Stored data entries
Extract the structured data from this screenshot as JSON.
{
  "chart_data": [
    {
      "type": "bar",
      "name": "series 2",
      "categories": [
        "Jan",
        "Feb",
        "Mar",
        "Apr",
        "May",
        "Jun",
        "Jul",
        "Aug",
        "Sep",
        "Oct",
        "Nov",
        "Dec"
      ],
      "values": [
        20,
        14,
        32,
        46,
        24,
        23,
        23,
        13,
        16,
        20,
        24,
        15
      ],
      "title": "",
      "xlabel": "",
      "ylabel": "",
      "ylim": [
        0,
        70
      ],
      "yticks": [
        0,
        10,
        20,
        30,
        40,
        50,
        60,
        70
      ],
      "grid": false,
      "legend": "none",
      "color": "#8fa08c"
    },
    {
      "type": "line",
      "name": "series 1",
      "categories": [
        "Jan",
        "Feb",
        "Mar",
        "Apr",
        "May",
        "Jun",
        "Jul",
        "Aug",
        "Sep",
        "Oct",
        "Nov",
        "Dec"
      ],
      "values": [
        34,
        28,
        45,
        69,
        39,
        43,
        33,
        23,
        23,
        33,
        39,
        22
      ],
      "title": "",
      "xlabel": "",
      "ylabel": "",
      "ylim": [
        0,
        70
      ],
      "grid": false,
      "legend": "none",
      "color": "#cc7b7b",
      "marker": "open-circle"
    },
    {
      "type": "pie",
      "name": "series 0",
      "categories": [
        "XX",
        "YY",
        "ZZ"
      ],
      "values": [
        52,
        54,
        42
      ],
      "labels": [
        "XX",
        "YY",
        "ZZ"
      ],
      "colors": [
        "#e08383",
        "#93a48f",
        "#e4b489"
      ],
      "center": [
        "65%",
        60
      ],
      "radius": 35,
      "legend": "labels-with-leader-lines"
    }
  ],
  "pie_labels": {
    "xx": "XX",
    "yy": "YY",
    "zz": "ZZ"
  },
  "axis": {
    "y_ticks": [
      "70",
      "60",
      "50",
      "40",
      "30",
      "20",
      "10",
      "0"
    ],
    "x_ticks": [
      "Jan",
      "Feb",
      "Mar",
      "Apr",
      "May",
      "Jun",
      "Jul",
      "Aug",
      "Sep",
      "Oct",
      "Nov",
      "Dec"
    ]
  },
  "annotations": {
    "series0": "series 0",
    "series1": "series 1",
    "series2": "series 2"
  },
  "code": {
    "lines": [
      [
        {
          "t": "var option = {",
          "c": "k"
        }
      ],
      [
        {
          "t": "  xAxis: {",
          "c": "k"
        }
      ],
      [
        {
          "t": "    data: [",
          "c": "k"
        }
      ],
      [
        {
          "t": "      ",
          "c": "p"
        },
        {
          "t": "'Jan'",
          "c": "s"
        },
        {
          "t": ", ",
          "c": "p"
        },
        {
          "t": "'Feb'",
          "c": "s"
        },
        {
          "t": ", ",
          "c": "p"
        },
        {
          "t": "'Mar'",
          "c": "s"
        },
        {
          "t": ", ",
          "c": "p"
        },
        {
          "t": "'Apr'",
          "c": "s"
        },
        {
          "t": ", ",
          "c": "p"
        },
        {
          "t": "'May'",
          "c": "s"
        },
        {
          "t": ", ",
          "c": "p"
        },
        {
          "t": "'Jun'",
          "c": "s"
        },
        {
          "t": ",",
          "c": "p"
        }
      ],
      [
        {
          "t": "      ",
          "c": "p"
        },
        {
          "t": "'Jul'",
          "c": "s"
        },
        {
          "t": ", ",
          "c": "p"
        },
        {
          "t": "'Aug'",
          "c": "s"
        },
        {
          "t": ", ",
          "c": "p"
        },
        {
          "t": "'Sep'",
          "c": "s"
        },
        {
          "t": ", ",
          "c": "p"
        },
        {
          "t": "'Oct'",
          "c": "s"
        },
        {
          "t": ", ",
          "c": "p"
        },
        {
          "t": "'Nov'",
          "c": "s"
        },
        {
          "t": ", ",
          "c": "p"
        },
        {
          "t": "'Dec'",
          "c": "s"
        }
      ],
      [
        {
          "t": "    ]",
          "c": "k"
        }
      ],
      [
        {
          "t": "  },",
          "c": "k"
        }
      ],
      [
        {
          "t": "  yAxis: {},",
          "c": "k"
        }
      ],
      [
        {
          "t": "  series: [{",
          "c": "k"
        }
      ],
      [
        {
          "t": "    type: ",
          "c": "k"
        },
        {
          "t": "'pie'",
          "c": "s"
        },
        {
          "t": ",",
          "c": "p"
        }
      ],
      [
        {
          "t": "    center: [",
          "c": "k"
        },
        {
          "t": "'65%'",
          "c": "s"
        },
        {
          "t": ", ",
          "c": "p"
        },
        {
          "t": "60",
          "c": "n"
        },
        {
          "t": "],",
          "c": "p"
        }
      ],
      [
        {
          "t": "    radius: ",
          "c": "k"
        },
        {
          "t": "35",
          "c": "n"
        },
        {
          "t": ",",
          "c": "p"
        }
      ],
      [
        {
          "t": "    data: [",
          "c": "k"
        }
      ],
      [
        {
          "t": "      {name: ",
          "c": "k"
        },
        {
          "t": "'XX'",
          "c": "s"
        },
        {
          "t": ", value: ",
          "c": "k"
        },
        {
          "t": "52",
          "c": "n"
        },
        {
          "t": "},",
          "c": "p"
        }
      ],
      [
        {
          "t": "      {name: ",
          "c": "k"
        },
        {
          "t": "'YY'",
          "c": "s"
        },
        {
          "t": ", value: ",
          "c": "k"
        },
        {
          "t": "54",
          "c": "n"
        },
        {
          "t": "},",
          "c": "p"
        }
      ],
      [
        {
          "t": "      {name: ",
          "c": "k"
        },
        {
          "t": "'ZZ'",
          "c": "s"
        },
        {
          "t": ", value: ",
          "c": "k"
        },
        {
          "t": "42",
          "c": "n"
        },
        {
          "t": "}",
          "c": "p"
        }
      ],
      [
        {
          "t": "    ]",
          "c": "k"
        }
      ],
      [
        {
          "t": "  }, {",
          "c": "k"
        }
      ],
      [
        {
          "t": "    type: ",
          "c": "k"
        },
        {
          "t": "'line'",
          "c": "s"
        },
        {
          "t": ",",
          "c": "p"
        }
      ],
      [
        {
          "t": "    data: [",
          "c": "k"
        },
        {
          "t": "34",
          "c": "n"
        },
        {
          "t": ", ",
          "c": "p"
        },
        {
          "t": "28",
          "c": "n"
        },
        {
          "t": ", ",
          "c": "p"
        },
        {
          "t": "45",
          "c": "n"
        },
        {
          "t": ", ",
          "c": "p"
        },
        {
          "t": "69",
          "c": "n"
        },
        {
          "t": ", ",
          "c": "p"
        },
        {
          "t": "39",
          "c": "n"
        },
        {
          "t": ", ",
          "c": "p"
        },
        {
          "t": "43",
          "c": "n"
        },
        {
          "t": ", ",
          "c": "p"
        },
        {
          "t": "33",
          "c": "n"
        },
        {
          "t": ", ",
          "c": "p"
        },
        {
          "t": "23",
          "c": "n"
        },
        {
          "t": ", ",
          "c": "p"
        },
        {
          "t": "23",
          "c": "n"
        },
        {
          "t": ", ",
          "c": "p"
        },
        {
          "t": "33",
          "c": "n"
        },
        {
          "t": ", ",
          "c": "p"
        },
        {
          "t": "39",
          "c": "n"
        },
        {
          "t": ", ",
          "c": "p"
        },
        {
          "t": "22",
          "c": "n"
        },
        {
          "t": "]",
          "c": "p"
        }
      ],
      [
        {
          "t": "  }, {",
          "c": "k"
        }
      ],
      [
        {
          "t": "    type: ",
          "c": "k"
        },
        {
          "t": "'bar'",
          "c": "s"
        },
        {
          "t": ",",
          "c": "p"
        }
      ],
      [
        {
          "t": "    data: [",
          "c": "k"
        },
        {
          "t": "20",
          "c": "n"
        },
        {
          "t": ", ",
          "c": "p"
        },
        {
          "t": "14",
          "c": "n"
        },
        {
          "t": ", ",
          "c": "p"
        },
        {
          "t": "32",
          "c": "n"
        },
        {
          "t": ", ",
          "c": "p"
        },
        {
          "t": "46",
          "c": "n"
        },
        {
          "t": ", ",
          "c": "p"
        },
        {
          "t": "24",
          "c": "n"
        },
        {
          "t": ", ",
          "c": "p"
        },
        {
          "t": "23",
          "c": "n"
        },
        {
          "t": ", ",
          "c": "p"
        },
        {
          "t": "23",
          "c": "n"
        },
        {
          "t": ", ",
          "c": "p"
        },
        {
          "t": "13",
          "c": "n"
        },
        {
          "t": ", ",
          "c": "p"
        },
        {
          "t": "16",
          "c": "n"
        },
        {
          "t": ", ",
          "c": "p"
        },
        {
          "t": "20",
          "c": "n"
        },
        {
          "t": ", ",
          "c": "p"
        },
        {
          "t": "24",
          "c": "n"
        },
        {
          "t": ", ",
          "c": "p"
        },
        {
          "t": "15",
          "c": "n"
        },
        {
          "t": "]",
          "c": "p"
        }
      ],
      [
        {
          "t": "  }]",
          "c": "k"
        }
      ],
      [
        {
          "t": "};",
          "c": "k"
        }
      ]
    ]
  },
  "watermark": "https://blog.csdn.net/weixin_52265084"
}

Problem details => Wherever a line in the data above holds "lines", copy that line.

Finished exercise =>
      "legend": "labels-with-leader-lines"
    "lines": [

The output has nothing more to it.